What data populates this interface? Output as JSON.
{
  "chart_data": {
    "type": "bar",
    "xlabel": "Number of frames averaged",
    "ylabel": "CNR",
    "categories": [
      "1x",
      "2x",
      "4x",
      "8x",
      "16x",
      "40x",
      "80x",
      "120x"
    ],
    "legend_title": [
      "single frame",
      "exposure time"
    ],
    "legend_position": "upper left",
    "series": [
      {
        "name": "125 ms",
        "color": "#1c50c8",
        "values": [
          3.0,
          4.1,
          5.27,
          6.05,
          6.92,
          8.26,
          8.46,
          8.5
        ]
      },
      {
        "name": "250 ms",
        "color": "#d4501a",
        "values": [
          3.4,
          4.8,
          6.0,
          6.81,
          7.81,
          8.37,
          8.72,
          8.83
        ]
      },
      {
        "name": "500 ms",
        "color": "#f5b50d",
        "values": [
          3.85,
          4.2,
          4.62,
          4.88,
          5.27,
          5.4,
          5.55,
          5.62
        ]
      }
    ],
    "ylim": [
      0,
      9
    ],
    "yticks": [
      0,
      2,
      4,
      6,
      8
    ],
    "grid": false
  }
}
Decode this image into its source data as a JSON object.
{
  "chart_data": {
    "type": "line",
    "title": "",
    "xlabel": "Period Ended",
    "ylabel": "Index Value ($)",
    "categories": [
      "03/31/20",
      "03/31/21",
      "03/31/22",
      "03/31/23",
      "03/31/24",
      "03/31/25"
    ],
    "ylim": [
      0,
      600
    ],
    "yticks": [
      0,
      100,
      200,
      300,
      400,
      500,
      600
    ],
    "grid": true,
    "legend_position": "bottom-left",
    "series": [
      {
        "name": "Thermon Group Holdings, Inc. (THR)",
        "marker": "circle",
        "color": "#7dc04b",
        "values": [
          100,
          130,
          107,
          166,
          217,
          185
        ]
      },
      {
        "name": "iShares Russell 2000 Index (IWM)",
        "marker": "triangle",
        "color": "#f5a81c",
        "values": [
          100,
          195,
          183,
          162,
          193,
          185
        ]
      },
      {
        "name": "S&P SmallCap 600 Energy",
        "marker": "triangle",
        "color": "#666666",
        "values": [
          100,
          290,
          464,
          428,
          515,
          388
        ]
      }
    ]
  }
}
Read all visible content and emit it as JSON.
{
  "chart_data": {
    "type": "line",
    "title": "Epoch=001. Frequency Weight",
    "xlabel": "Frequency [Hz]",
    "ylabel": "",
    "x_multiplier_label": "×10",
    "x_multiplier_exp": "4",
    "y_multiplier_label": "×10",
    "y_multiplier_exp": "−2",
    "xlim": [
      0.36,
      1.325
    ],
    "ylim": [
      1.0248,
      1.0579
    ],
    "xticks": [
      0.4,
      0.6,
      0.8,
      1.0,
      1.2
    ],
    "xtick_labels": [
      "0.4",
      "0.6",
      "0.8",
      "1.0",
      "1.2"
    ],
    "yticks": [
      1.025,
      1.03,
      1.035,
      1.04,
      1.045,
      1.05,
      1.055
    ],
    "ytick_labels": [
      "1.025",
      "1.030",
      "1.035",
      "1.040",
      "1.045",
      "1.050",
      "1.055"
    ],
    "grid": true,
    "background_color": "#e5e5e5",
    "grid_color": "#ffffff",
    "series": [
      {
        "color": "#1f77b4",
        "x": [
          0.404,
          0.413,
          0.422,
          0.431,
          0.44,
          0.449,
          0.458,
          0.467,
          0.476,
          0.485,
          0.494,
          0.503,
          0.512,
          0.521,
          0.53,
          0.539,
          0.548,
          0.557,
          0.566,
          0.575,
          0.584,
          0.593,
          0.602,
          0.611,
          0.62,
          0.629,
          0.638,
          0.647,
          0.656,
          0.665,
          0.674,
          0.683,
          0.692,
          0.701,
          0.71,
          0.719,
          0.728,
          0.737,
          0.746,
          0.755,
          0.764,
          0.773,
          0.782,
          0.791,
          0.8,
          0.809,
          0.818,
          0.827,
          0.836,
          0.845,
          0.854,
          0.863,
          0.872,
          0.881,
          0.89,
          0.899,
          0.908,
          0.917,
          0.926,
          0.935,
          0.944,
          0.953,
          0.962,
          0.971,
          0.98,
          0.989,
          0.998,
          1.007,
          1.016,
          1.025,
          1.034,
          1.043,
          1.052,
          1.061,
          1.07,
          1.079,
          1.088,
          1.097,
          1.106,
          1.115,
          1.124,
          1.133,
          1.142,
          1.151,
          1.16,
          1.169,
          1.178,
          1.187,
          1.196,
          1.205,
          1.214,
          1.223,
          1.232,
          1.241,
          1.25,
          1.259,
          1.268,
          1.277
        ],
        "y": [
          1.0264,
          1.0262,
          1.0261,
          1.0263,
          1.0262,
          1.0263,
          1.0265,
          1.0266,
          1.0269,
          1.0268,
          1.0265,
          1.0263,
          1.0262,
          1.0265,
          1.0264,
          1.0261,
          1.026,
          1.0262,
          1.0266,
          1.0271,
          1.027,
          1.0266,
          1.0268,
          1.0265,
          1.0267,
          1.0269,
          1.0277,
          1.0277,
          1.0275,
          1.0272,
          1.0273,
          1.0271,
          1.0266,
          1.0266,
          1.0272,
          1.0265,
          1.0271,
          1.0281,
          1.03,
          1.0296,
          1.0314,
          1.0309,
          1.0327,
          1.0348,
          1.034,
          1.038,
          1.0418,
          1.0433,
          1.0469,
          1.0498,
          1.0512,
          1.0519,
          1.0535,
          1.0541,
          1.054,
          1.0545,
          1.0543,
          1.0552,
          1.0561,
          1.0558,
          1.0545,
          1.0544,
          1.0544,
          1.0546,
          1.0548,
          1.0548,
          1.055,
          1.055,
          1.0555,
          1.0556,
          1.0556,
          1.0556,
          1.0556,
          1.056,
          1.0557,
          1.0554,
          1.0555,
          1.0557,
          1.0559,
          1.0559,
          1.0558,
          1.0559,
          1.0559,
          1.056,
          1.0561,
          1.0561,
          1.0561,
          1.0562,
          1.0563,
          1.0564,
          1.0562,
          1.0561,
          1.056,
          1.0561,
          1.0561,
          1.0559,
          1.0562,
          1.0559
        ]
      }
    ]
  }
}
============
PROBLEM DETAILS. Gather and copy every line of the data in which the string "name" is found.

SOLUTION BELOW.
        "name": "125 ms",
        "name": "250 ms",
        "name": "500 ms",
        "name": "Thermon Group Holdings, Inc. (THR)",
        "name": "iShares Russell 2000 Index (IWM)",
        "name": "S&P SmallCap 600 Energy",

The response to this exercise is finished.